▸ Record excerpts
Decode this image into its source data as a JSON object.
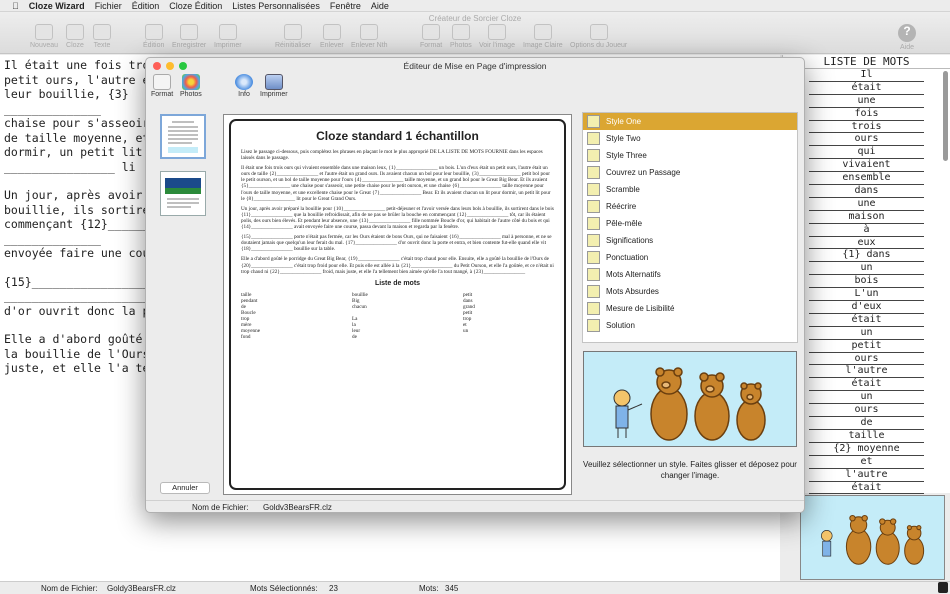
{
  "menubar": {
    "app": "Cloze Wizard",
    "items": [
      "Fichier",
      "Édition",
      "Cloze Édition",
      "Listes Personnalisées",
      "Fenêtre",
      "Aide"
    ]
  },
  "window": {
    "title": "Créateur de Sorcier Cloze"
  },
  "toolbar": {
    "nouveau": "Nouveau",
    "cloze": "Cloze",
    "texte": "Texte",
    "edition": "Édition",
    "enregistrer": "Enregistrer",
    "imprimer": "Imprimer",
    "reinitialiser": "Réinitialiser",
    "enlever": "Enlever",
    "enlever_nth": "Enlever Nth",
    "format": "Format",
    "photos": "Photos",
    "voir_image": "Voir l'image",
    "image_claire": "Image Claire",
    "options_joueur": "Options du Joueur",
    "aide": "Aide"
  },
  "document": {
    "lines": [
      "Il était une fois trois ou",
      "petit ours, l'autre était u",
      "leur bouillie, {3}",
      "______________",
      "chaise pour s'asseoir, un",
      "de taille moyenne, et un",
      "dormir, un petit lit pour",
      "________________ li",
      "Un jour, après avoir pré",
      "bouillie, ils sortirent dan",
      "commençant {12}___________",
      "______________",
      "envoyée faire une cours",
      "{15}___________________",
      "______________________",
      "d'or ouvrit donc la porte",
      "Elle a d'abord goûté le",
      "la bouillie de l'Ours de {",
      "juste, et elle l'a tellem"
    ]
  },
  "word_list": {
    "title": "LISTE DE MOTS",
    "words": [
      "Il",
      "était",
      "une",
      "fois",
      "trois",
      "ours",
      "qui",
      "vivaient",
      "ensemble",
      "dans",
      "une",
      "maison",
      "à",
      "eux",
      "{1} dans",
      "un",
      "bois",
      "L'un",
      "d'eux",
      "était",
      "un",
      "petit",
      "ours",
      "l'autre",
      "était",
      "un",
      "ours",
      "de",
      "taille",
      "{2} moyenne",
      "et",
      "l'autre",
      "était"
    ]
  },
  "statusbar": {
    "filename_label": "Nom de Fichier:",
    "filename": "Goldy3BearsFR.clz",
    "selected_label": "Mots Sélectionnés:",
    "selected": "23",
    "words_label": "Mots:",
    "words": "345"
  },
  "dialog": {
    "title": "Éditeur de Mise en Page d'impression",
    "toolbar": {
      "format": "Format",
      "photos": "Photos",
      "info": "Info",
      "imprimer": "Imprimer"
    },
    "cancel": "Annuler",
    "filename_label": "Nom de Fichier:",
    "filename": "Goldv3BearsFR.clz",
    "instructions": "Veuillez sélectionner un style. Faites glisser et déposez pour changer l'image.",
    "styles": [
      "Style One",
      "Style Two",
      "Style Three",
      "Couvrez un Passage",
      "Scramble",
      "Réécrire",
      "Pêle-mêle",
      "Significations",
      "Ponctuation",
      "Mots Alternatifs",
      "Mots Absurdes",
      "Mesure de Lisibilité",
      "Solution"
    ],
    "selected_style": "Style One",
    "preview": {
      "title": "Cloze standard 1 échantillon",
      "instructions": "Lisez le passage ci-dessous, puis complétez les phrases en plaçant le mot le plus approprié DE LA LISTE DE MOTS FOURNIE dans les espaces laissés dans le passage.",
      "paragraphs": [
        "Il était une fois trois ours qui vivaient ensemble dans une maison leux, {1}________________ un bois. L'un d'eux était un petit ours, l'autre était un ours de taille {2}________________ et l'autre était un grand ours. Ils avaient chacun un bol pour leur bouillie, {3}________________ petit bol pour le petit ourson, et un bol de taille moyenne pour l'ours {4}________________ taille moyenne, et un grand bol pour le Great Big Bear. Et ils avaient {5}________________ une chaise pour s'asseoir, une petite chaise pour le petit ourson, et une chaise {6}________________ taille moyenne pour l'ours de taille moyenne, et une excellente chaise pour le Great {7}________________ Bear. Et ils avaient chacun un lit pour dormir, un petit lit pour le {8}________________ lit pour le Great Grand Ours.",
        "Un jour, après avoir préparé la bouillie pour {10}________________ petit-déjeuner et l'avoir versée dans leurs bols à bouillie, ils sortirent dans le bois {11}________________ que la bouillie refroidissait, afin de ne pas se brûler la bouche en commençant {12}________________ tôt, car ils étaient polis, des ours bien élevés. Et pendant leur absence, une {13}________________ fille nommée Boucle d'or, qui habitait de l'autre côté du bois et qui {14}________________ avait envoyée faire une course, passa devant la maison et regarda par la fenêtre.",
        "{15}________________ porte n'était pas fermée, car les Ours étaient de bons Ours, qui ne faisaient {16}________________ mal à personne, et ne se doutaient jamais que quelqu'un leur ferait du mal. {17}________________ d'or ouvrit donc la porte et entra, et bien contente fut-elle quand elle vit {18}________________ bouillie sur la table.",
        "Elle a d'abord goûté le porridge du Great Big Bear, {19}________________ c'était trop chaud pour elle. Ensuite, elle a goûté la bouillie de l'Ours de {20}________________ c'était trop froid pour elle. Et puis elle est allée à la {21}________________ du Petit Ourson, et elle l'a goûtée, et ce n'était ni trop chaud ni {22}________________ froid, mais juste, et elle l'a tellement bien aimée qu'elle l'a tout mangé, à {23}________________"
      ],
      "wordlist_title": "Liste de mots",
      "wordlist": [
        "taille",
        "bouillie",
        "petit",
        "pendant",
        "Big",
        "dans",
        "de",
        "chacun",
        "grand",
        "Boucle",
        "",
        "petit",
        "trop",
        "La",
        "trop",
        "mère",
        "la",
        "et",
        "moyenne",
        "leur",
        "un",
        "fond",
        "de",
        ""
      ]
    }
  },
  "colors": {
    "selection": "#dba632",
    "bear_background": "#c4ecf8",
    "bear_fur": "#c8842c"
  }
}
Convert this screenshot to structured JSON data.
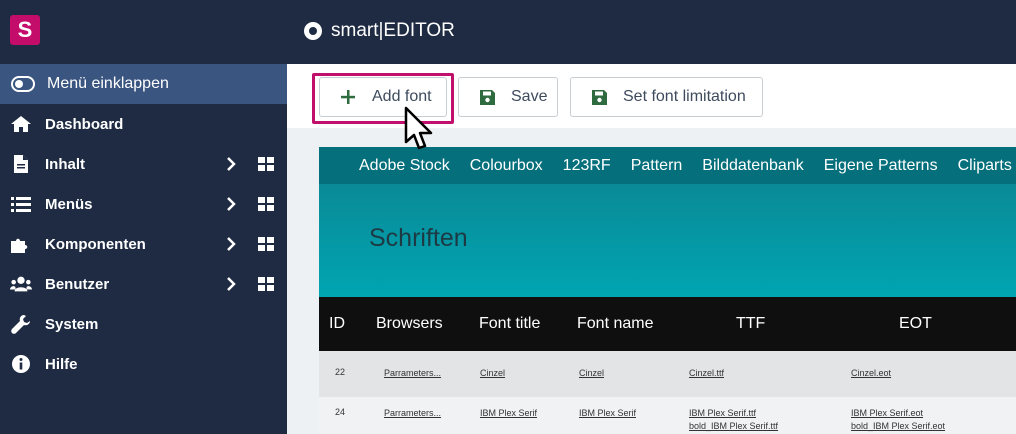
{
  "logo": {
    "letter": "S"
  },
  "topbar": {
    "title": "smart|EDITOR"
  },
  "sidebar": {
    "collapse_label": "Menü einklappen",
    "items": [
      {
        "label": "Dashboard",
        "icon": "home-icon",
        "has_submenu": false
      },
      {
        "label": "Inhalt",
        "icon": "file-icon",
        "has_submenu": true
      },
      {
        "label": "Menüs",
        "icon": "list-icon",
        "has_submenu": true
      },
      {
        "label": "Komponenten",
        "icon": "puzzle-icon",
        "has_submenu": true
      },
      {
        "label": "Benutzer",
        "icon": "users-icon",
        "has_submenu": true
      },
      {
        "label": "System",
        "icon": "wrench-icon",
        "has_submenu": false
      },
      {
        "label": "Hilfe",
        "icon": "info-icon",
        "has_submenu": false
      }
    ]
  },
  "toolbar": {
    "add_label": "Add font",
    "save_label": "Save",
    "limit_label": "Set font limitation"
  },
  "preview": {
    "menu": [
      "Adobe Stock",
      "Colourbox",
      "123RF",
      "Pattern",
      "Bilddatenbank",
      "Eigene Patterns",
      "Cliparts"
    ],
    "heading": "Schriften",
    "columns": [
      "ID",
      "Browsers",
      "Font title",
      "Font name",
      "TTF",
      "EOT"
    ],
    "rows": [
      {
        "id": "22",
        "browsers": "Parrameters...",
        "title": "Cinzel",
        "name": "Cinzel",
        "ttf": "Cinzel.ttf",
        "ttf2": "",
        "eot": "Cinzel.eot",
        "eot2": ""
      },
      {
        "id": "24",
        "browsers": "Parrameters...",
        "title": "IBM Plex Serif",
        "name": "IBM Plex Serif",
        "ttf": "IBM Plex Serif.ttf",
        "ttf2": "bold_IBM Plex Serif.ttf",
        "eot": "IBM Plex Serif.eot",
        "eot2": "bold_IBM Plex Serif.eot"
      }
    ]
  },
  "colors": {
    "sidebar": "#1e2b42",
    "accent": "#c10f6c",
    "active": "#3a5580",
    "teal": "#056f7b"
  }
}
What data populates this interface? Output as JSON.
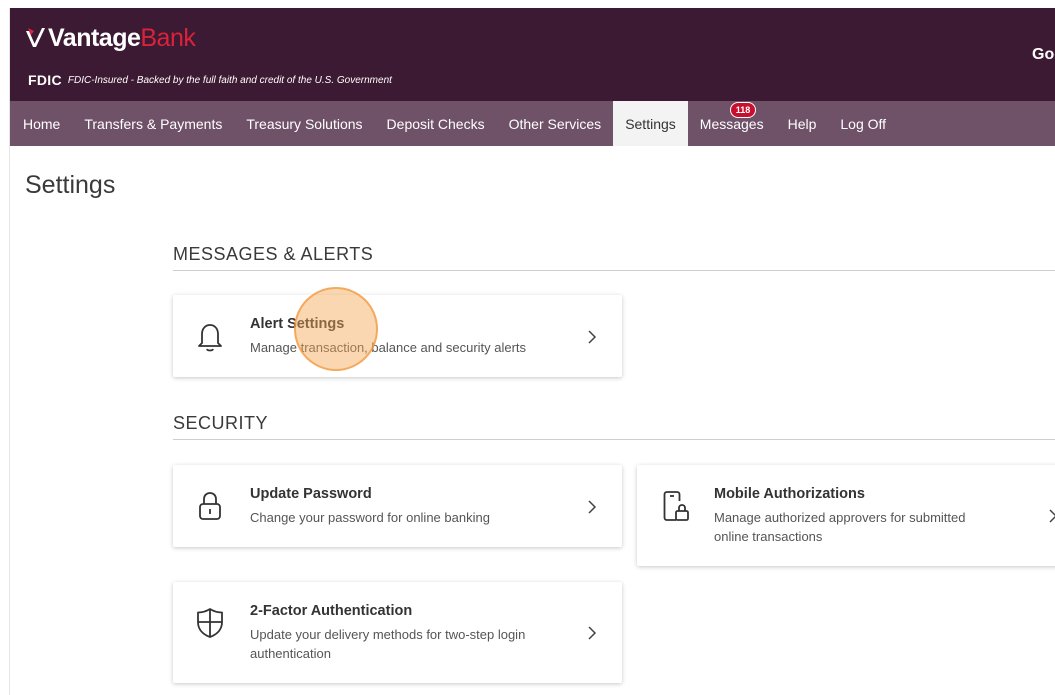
{
  "brand": {
    "logo_part1": "Vantage",
    "logo_part2": "Bank",
    "fdic_badge": "FDIC",
    "fdic_text": "FDIC-Insured - Backed by the full faith and credit of the U.S. Government",
    "greeting": "Goo",
    "colors": {
      "header": "#3d1a33",
      "nav": "#6f5168",
      "logo_red": "#d8233a"
    }
  },
  "nav": {
    "items": [
      {
        "label": "Home"
      },
      {
        "label": "Transfers & Payments"
      },
      {
        "label": "Treasury Solutions"
      },
      {
        "label": "Deposit Checks"
      },
      {
        "label": "Other Services"
      },
      {
        "label": "Settings",
        "active": true
      },
      {
        "label": "Messages",
        "badge": "118"
      },
      {
        "label": "Help"
      },
      {
        "label": "Log Off"
      }
    ]
  },
  "page": {
    "title": "Settings"
  },
  "sections": {
    "messages": {
      "title": "MESSAGES & ALERTS",
      "cards": [
        {
          "title": "Alert Settings",
          "desc": "Manage transaction, balance and security alerts",
          "icon": "bell-icon"
        }
      ]
    },
    "security": {
      "title": "SECURITY",
      "cards": [
        {
          "title": "Update Password",
          "desc": "Change your password for online banking",
          "icon": "lock-icon"
        },
        {
          "title": "Mobile Authorizations",
          "desc_line1": "Manage authorized approvers for submitted",
          "desc_line2": "online transactions",
          "icon": "mobile-lock-icon"
        },
        {
          "title": "2-Factor Authentication",
          "desc_line1": "Update your delivery methods for two-step login",
          "desc_line2": "authentication",
          "icon": "shield-icon"
        }
      ]
    }
  }
}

▸ Your instructions
Check each line of these records for the string "data" and state only how many lines have it.

▸ Result of this exercise
3